[Instructions for the task] Find each line with the string "screenshot" and copy it.

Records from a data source
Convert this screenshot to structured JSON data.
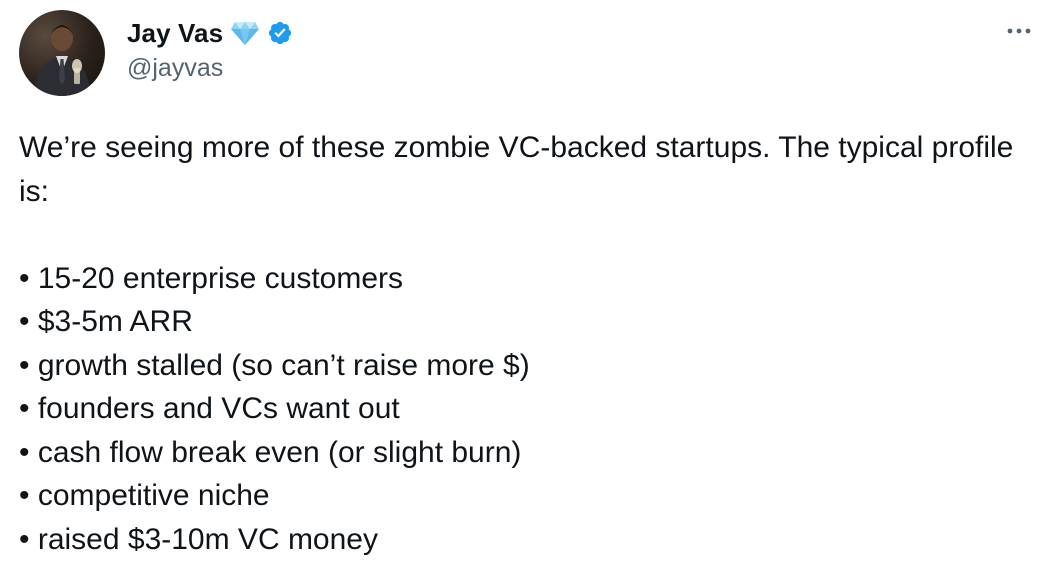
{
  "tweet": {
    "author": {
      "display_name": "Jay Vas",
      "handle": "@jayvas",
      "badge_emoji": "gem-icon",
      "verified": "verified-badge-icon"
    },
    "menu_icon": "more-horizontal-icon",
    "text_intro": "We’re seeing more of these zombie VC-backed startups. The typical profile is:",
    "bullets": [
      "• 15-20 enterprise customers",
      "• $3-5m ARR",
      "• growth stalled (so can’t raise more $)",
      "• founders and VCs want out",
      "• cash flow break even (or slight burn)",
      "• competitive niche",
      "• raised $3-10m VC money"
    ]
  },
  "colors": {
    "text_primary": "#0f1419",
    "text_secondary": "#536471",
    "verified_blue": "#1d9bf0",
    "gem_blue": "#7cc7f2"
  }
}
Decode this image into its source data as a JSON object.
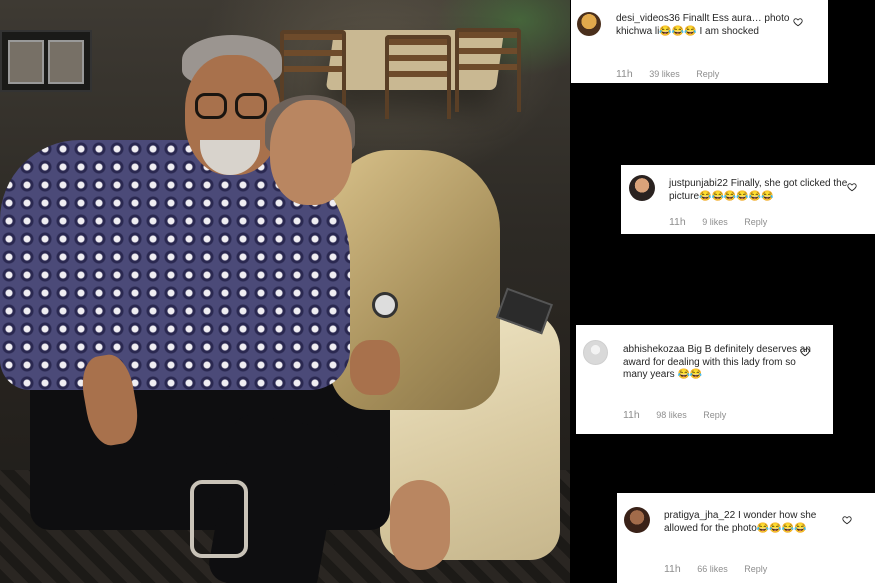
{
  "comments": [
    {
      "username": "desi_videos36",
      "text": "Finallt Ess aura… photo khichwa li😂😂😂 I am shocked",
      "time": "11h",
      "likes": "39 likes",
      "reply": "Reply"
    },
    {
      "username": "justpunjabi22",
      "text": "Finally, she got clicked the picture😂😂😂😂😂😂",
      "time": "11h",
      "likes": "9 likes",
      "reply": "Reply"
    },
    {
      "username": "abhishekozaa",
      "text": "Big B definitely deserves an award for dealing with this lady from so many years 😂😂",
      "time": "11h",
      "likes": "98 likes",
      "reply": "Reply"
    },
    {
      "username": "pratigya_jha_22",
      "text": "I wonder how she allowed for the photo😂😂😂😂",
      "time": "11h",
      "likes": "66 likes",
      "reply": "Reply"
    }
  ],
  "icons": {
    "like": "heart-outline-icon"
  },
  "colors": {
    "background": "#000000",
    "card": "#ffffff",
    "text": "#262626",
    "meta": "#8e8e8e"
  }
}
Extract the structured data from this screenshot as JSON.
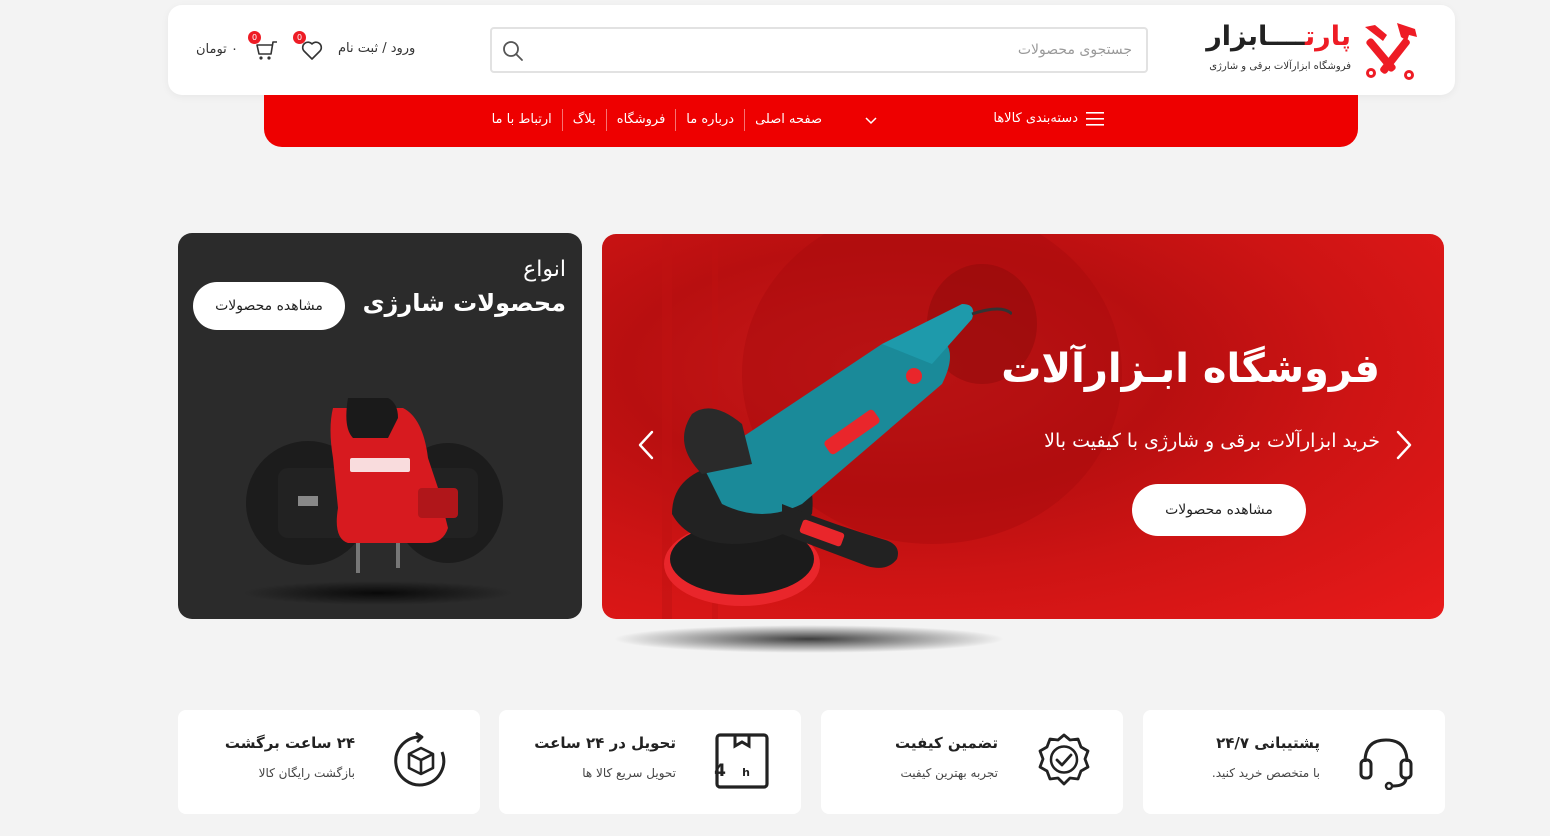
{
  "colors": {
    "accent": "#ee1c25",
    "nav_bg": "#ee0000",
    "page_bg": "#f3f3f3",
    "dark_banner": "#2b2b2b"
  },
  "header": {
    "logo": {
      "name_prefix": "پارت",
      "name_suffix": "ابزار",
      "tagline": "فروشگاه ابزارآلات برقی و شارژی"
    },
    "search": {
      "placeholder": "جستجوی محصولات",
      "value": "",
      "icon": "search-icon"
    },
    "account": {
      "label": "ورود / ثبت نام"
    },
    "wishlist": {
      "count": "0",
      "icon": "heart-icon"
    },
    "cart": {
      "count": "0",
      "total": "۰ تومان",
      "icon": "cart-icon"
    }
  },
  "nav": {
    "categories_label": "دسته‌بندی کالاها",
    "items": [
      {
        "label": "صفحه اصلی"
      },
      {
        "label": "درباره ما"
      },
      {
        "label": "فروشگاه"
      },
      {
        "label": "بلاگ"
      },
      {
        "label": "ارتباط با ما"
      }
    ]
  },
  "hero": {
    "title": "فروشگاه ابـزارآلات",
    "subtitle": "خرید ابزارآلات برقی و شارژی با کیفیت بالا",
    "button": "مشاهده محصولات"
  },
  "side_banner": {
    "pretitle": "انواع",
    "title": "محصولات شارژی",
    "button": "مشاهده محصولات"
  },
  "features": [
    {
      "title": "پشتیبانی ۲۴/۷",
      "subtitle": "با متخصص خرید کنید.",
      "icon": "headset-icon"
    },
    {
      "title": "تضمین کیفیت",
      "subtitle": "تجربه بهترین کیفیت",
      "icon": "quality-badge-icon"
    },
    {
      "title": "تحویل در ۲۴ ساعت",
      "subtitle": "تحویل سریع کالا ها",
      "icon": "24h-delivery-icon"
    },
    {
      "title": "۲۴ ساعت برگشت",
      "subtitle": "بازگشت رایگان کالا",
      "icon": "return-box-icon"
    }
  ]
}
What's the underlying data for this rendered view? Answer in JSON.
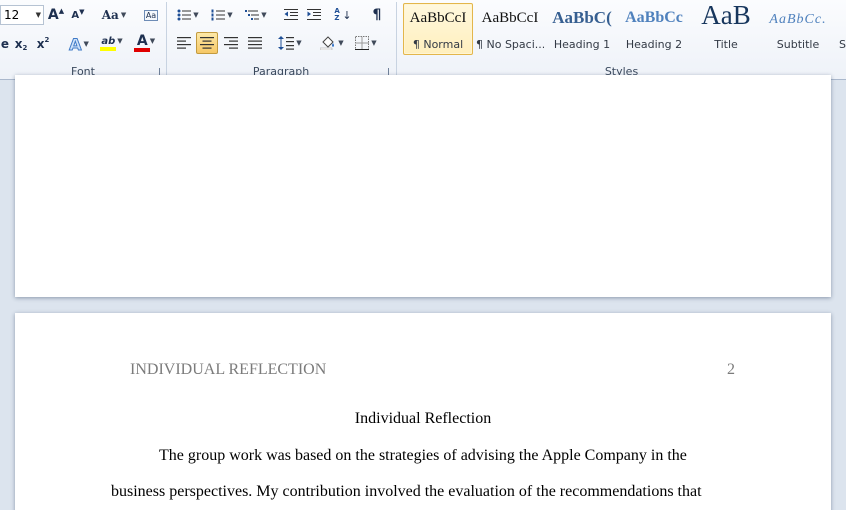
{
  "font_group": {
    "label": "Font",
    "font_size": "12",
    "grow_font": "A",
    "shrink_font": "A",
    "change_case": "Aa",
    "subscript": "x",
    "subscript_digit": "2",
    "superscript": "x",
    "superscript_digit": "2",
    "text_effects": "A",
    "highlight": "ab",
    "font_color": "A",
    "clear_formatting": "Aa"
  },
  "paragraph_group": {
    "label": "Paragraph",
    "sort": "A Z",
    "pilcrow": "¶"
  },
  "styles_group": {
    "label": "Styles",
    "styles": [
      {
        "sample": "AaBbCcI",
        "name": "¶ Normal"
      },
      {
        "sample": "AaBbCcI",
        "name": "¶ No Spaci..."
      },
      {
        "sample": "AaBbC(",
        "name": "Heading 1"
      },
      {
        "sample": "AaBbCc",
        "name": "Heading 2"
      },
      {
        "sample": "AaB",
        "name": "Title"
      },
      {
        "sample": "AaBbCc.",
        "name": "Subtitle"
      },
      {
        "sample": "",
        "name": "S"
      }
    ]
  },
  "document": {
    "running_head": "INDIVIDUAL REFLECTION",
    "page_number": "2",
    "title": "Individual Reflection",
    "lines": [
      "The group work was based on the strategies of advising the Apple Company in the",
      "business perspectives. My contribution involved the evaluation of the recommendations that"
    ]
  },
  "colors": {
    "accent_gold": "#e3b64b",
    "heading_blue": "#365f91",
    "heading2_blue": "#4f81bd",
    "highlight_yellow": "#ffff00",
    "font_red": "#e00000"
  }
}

[The completed task]
Convert this screenshot to structured JSON data.
Extract the structured data from this screenshot as JSON.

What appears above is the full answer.